Redacta la continuación del texto sobre las dificultades del teletrabajo forzado, a partir de su última oración.

• Texto proporcionado:

§ §

Y pese a todo lo anterior, y sin previo aviso, vemos como la mitad de la sociedad española (y de buena parte del mundo) se ha visto encerrada en casa, «aprendiendo» a teletrabajar, sin haber «practicado», sin haber podido planear una correcta transición a esta modalidad de trabajo por parte de empresas ni de empleados.

Este análisis cobra especial relevancia en la situación actual, donde no estamos hablando de unas horas al día, sino de semanas completas. Por tanto, ¿cuáles son las principales dificultades de asumir el teletrabajo de manera forzada?

 

1. CULTURA:

Este es el punto principal, y quizá el que más ha impedido que se popularice más el teletrabajo. El hecho de programar reuniones virtuales, utilizar chats y otro tipo de herramientas colaborativas es un sustituto ideal de reuniones interminables, presentaciones, etc. y que incluso en entornos presenciales aportan muchísimo valor.

 

2. SENTIDO DE PERTENENCIA:

Muchas veces hablamos que es necesario estar motivado en el trabajo a la hora de ser productivo. Pues bien, gran parte de esa motivación que se ha promovido dentro del entorno de oficina, puede desaparecer a la hora de trabajar desde casa. Es aquí en dónde el sentido de pertenencia, así como el logro por objetivos resultan ser piezas clave a la hora de cumplir con las tareas.

§ §

• Datos registrados:
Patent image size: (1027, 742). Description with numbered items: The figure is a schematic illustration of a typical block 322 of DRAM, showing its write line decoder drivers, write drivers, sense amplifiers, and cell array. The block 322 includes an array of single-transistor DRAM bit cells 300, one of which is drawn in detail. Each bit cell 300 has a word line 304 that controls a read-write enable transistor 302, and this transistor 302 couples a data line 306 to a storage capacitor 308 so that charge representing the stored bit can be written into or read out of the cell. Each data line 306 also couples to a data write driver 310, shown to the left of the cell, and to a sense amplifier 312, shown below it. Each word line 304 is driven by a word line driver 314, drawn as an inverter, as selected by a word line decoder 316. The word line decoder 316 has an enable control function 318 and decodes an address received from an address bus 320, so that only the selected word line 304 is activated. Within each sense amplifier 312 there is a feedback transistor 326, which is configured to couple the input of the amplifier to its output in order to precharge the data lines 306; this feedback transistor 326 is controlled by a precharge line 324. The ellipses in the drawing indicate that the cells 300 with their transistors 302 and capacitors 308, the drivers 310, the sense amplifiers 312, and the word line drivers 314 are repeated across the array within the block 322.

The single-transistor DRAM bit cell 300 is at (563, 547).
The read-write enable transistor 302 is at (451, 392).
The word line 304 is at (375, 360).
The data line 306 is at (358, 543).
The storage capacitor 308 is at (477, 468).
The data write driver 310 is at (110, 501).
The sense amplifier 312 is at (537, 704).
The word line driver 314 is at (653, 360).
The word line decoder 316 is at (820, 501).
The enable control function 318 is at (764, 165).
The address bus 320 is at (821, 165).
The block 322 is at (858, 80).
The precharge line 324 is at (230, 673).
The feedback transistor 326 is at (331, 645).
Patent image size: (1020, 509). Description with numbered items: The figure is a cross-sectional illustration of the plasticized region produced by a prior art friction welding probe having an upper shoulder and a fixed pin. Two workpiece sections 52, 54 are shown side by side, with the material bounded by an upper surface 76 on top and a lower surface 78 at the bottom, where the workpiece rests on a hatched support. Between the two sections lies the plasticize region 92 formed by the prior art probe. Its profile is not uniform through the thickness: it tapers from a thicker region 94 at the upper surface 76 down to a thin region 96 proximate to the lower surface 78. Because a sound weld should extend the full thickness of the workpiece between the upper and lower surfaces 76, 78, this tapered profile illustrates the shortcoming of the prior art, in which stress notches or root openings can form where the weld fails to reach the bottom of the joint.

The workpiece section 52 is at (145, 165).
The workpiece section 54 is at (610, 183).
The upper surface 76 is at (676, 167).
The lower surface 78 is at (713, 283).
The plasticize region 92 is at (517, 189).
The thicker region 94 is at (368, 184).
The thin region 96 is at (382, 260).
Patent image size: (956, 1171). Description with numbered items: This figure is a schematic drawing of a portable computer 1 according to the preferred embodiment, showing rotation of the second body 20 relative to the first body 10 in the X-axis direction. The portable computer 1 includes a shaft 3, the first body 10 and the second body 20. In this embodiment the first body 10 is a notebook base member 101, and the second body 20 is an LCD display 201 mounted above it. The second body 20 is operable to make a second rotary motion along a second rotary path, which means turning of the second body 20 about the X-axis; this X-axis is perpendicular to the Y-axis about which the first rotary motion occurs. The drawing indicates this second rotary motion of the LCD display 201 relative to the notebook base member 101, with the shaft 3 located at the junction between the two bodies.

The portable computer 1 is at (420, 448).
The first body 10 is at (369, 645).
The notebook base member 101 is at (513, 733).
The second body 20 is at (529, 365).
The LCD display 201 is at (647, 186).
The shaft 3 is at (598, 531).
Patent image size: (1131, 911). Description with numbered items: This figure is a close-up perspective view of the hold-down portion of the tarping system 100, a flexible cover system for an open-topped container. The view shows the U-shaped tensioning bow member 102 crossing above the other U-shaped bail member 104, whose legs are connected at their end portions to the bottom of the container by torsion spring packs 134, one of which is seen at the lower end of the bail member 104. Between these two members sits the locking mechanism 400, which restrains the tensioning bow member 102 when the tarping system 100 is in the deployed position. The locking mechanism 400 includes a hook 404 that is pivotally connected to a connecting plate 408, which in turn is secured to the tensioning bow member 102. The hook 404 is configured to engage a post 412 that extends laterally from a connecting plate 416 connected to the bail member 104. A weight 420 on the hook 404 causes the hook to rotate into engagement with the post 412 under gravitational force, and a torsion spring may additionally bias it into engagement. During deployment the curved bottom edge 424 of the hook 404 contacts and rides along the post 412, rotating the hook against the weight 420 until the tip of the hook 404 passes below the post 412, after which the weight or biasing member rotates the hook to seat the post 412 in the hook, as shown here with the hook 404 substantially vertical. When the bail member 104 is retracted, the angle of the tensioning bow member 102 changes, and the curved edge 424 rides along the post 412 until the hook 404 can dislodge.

§ §

• Resultado obtenido:
3. HARDWARE:

Como todos sabemos, es necesario contar con un equipo informático. Muchas empresas ya proveen a sus empleados de un ordenador portátil, que en el caso de teletrabajo esporádico debería ser suficiente, pero en periodos más largos lo ideal es contar con una pantalla de tamaño adecuado, teclado y ratón externos, etc. así como una buena conexión a internet.

 

4. SOFTWARE:

Es imprescindible soportar el acceso remoto de los empleados a las herramientas corporativas, y quizá esta es una de las principales dificultades. El resto de herramientas auxiliares como por ejemplo el correo es algo que muchos empleados ya han tenido más fácil porque ya lo utilizan en su vida personal (GMail, etc.) y porque muchas empresas ya usan de forma más generalizada a proveedores cloud como Office 365 o Google Apps.

 

5. ESPACIO FÍSICO:

En muchos casos vemos como las personas no tienen un entorno habilitado donde poder trabajar. En la situación ideal, estamos hablando de una habitación con una mesa y una silla adecuadas y con iluminación natural.

 

6. ENTORNO:

Para poder trabajar en condiciones, se necesita tranquilidad y un entorno donde poderse concentrar. Tener a los niños en casa, con sus ganas de jugar, su necesidad de entretenerse, etc. en ningún caso ayudan en este punto.

 

7. SEPARAR EL TRABAJO DE LA VIDA FAMILIAR:

Es necesario que se establezcan rutinas y horarios específicos para trabajar. Confundir el tiempo de trabajo y el tiempo familiar puede ser una carga adicional y puede afectar ambos espacios por igual.

 

8. AUTODISCIPLINA Y AUTOGESTIÓN:

En términos de productividad puede que el trabajo remoto sea más o menos beneficioso. Esta es la prueba de oro para determinar a quien se le da bien y a quién no. No todo el mundo es capaz de asumir el teletrabajo, bien sea por factores propios del individuo o por factores ajenos a él. Sin embargo, la disciplina y la gestión eficaz del tiempo serán las claves para superarlo.

 

¿Cuál es tu situación? ¿Con qué retos te has tenido que enfrentar como empleado?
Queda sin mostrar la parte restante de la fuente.